DIRECTIONS: Rewrite the rows starting at the line containing "data-point xyxy=(321,315,327,321)" and ending at the line containing "data-point xyxy=(596,300,607,311)" as a JSON list of strings, one string per line, with blank lines omitted.

GIVEN ENTRIES:
# # # # # # #

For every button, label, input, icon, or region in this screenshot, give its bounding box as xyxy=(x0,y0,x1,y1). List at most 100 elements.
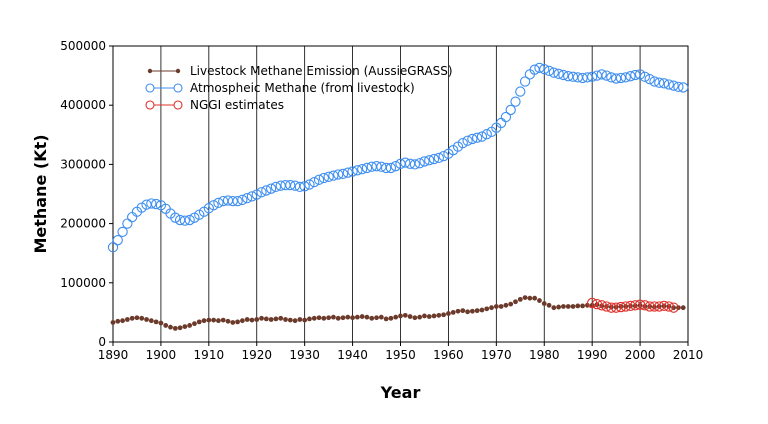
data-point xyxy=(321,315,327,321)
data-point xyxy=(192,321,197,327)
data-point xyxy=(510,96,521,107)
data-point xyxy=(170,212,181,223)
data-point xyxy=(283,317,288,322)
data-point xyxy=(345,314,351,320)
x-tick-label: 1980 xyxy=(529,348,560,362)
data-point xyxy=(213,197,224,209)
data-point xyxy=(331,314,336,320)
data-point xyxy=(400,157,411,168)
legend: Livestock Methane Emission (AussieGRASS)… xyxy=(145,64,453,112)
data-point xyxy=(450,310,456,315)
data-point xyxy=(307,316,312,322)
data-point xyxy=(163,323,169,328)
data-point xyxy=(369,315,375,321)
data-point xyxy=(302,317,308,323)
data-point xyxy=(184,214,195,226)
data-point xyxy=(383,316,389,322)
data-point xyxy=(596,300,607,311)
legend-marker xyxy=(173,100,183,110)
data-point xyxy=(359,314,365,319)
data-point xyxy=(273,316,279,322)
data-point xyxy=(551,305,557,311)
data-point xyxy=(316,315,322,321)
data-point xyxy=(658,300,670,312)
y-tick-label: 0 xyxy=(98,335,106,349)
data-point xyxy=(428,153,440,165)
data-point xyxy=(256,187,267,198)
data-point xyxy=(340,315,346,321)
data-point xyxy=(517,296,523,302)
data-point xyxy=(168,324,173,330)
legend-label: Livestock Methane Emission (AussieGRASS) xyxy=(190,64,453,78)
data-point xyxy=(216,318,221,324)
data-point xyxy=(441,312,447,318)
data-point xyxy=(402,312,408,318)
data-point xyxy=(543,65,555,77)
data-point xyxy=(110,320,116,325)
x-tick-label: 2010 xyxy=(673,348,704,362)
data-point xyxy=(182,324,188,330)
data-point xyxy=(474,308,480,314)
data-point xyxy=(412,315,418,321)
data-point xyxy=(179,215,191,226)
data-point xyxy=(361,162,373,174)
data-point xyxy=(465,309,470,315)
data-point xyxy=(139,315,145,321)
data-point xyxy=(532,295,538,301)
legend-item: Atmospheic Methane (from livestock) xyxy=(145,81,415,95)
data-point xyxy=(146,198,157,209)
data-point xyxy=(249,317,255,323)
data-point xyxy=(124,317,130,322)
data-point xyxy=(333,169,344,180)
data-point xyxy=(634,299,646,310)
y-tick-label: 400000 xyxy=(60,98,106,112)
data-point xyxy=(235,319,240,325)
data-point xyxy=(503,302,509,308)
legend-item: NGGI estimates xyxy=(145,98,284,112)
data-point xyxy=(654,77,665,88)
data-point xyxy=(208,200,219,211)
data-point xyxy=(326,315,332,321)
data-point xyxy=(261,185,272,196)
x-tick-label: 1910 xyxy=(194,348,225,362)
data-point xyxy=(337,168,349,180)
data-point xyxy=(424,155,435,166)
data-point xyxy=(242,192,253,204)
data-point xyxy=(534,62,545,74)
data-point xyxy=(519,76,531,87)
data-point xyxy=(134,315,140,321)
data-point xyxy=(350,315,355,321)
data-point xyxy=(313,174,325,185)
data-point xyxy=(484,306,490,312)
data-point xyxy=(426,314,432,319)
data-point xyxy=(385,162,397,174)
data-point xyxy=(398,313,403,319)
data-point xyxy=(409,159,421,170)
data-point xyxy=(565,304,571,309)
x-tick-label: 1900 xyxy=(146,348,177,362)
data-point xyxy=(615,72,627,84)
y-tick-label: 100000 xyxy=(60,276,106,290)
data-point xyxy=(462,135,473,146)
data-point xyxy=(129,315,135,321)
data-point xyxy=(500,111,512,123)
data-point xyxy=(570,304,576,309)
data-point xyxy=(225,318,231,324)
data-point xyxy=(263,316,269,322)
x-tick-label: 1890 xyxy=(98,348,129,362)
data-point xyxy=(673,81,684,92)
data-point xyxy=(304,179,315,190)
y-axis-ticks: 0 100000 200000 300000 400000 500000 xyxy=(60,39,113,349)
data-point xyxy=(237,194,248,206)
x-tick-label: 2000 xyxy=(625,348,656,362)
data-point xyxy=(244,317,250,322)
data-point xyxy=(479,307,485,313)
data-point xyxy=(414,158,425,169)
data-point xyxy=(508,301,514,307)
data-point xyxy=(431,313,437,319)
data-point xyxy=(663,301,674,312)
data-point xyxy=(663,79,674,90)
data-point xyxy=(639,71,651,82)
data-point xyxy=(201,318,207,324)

# # # # # # #

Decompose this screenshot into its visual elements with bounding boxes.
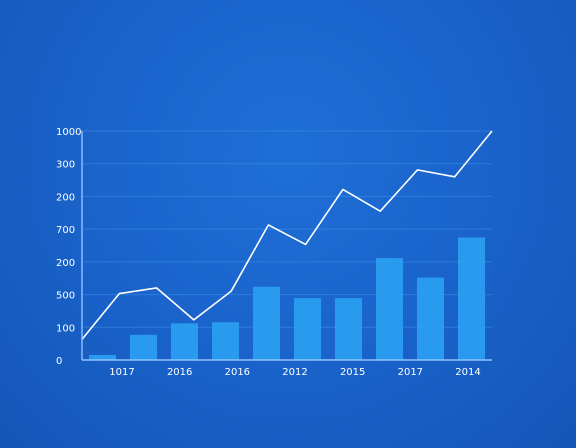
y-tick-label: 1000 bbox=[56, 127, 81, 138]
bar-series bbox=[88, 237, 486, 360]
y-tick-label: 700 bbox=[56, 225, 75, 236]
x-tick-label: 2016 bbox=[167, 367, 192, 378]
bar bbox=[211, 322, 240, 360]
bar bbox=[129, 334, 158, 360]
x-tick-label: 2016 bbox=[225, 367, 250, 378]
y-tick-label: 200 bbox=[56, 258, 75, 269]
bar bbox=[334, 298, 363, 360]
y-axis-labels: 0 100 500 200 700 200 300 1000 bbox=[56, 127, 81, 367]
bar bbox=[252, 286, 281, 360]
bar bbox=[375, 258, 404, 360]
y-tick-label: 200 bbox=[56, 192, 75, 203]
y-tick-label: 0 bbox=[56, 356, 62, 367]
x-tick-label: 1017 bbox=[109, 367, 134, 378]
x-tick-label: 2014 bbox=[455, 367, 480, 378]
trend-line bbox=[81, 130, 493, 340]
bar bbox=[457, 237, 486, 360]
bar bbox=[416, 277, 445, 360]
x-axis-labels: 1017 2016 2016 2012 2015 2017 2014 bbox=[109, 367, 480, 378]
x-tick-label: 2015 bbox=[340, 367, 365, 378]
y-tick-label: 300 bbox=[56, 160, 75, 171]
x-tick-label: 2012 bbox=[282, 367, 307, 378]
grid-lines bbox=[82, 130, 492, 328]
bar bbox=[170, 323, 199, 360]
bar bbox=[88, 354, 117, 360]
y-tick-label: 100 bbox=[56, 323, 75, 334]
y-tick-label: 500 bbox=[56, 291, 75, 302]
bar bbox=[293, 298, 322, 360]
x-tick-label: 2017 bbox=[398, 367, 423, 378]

# # # # # # #

RESPONSE TO THIS EXERCISE:
[
  "data-point xyxy=(321,315,327,321)",
  "data-point xyxy=(192,321,197,327)",
  "data-point xyxy=(510,96,521,107)",
  "data-point xyxy=(170,212,181,223)",
  "data-point xyxy=(283,317,288,322)",
  "data-point xyxy=(345,314,351,320)",
  "x-tick-label: 1980 xyxy=(529,348,560,362)",
  "data-point xyxy=(213,197,224,209)",
  "data-point xyxy=(331,314,336,320)",
  "data-point xyxy=(400,157,411,168)",
  "legend: Livestock Methane Emission (AussieGRASS)… xyxy=(145,64,453,112)",
  "data-point xyxy=(450,310,456,315)",
  "data-point xyxy=(307,316,312,322)",
  "data-point xyxy=(163,323,169,328)",
  "data-point xyxy=(369,315,375,321)",
  "data-point xyxy=(302,317,308,323)",
  "data-point xyxy=(184,214,195,226)",
  "data-point xyxy=(383,316,389,322)",
  "data-point xyxy=(596,300,607,311)"
]